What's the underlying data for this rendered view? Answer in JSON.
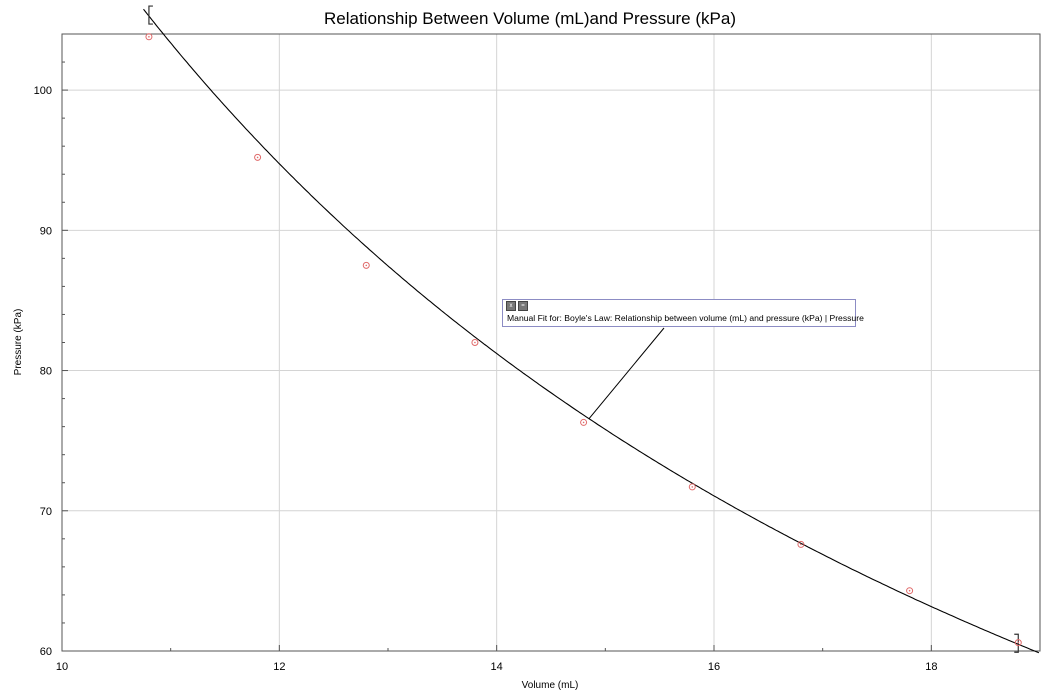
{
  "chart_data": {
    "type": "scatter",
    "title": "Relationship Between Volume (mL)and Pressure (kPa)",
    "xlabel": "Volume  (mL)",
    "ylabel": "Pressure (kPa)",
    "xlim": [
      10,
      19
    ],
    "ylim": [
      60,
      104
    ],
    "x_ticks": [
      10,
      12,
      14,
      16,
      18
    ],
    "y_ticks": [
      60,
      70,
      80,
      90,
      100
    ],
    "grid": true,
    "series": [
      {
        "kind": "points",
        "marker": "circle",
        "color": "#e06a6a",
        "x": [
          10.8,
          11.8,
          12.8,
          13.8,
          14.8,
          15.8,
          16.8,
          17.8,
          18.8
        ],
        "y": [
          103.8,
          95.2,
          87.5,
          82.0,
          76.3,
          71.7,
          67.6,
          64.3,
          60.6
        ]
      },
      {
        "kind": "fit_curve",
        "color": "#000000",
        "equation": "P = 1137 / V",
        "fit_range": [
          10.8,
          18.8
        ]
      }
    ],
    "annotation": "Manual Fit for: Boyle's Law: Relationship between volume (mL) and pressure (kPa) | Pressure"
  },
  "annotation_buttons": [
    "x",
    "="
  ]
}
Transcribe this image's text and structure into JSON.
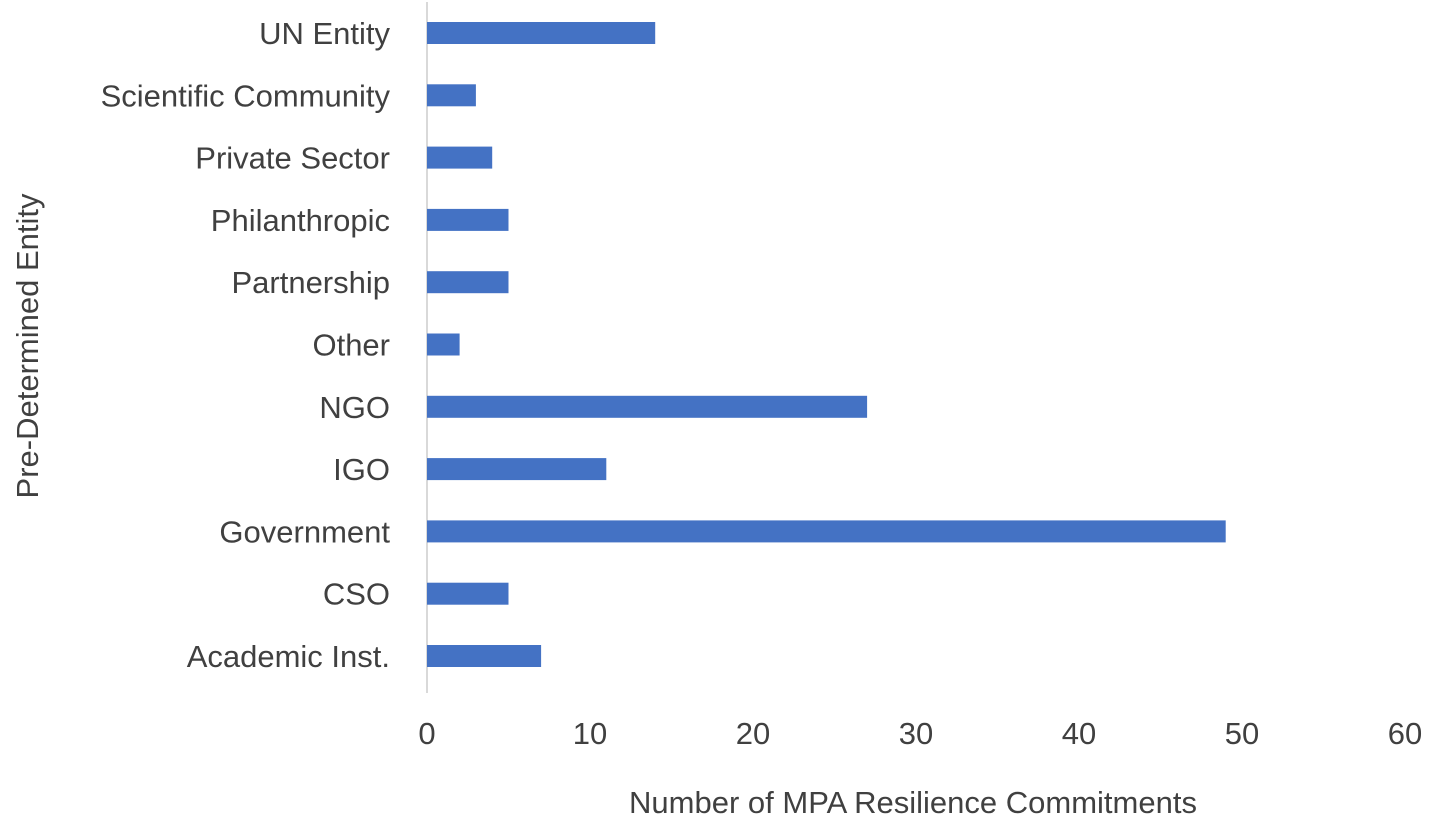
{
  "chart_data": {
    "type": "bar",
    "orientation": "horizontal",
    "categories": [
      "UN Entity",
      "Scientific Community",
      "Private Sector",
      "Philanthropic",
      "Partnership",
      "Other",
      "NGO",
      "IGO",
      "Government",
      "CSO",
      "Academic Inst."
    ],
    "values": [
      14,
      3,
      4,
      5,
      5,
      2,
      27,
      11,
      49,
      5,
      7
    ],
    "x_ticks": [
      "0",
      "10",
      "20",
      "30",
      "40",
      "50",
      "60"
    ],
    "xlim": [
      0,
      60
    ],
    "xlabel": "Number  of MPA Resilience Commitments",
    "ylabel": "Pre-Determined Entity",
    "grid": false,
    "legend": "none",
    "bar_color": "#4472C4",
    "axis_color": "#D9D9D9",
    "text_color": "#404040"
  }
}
- - - - -
Using the records above, output their complete text exactly, minus any images.

Response to this exercise ->
What's the underlying data for this rendered view? Answer in JSON.
{
  "chart_data": {
    "type": "scatter",
    "title": "Relationship Between Volume (mL)and Pressure (kPa)",
    "xlabel": "Volume  (mL)",
    "ylabel": "Pressure (kPa)",
    "xlim": [
      10,
      19
    ],
    "ylim": [
      60,
      104
    ],
    "x_ticks": [
      10,
      12,
      14,
      16,
      18
    ],
    "y_ticks": [
      60,
      70,
      80,
      90,
      100
    ],
    "grid": true,
    "series": [
      {
        "kind": "points",
        "marker": "circle",
        "color": "#e06a6a",
        "x": [
          10.8,
          11.8,
          12.8,
          13.8,
          14.8,
          15.8,
          16.8,
          17.8,
          18.8
        ],
        "y": [
          103.8,
          95.2,
          87.5,
          82.0,
          76.3,
          71.7,
          67.6,
          64.3,
          60.6
        ]
      },
      {
        "kind": "fit_curve",
        "color": "#000000",
        "equation": "P = 1137 / V",
        "fit_range": [
          10.8,
          18.8
        ]
      }
    ],
    "annotation": "Manual Fit for: Boyle's Law: Relationship between volume (mL) and pressure (kPa) | Pressure"
  },
  "annotation_buttons": [
    "x",
    "="
  ]
}
Transcribe this image's text and structure into JSON.
{
  "chart_data": {
    "type": "bar",
    "orientation": "horizontal",
    "categories": [
      "UN Entity",
      "Scientific Community",
      "Private Sector",
      "Philanthropic",
      "Partnership",
      "Other",
      "NGO",
      "IGO",
      "Government",
      "CSO",
      "Academic Inst."
    ],
    "values": [
      14,
      3,
      4,
      5,
      5,
      2,
      27,
      11,
      49,
      5,
      7
    ],
    "x_ticks": [
      "0",
      "10",
      "20",
      "30",
      "40",
      "50",
      "60"
    ],
    "xlim": [
      0,
      60
    ],
    "xlabel": "Number  of MPA Resilience Commitments",
    "ylabel": "Pre-Determined Entity",
    "grid": false,
    "legend": "none",
    "bar_color": "#4472C4",
    "axis_color": "#D9D9D9",
    "text_color": "#404040"
  }
}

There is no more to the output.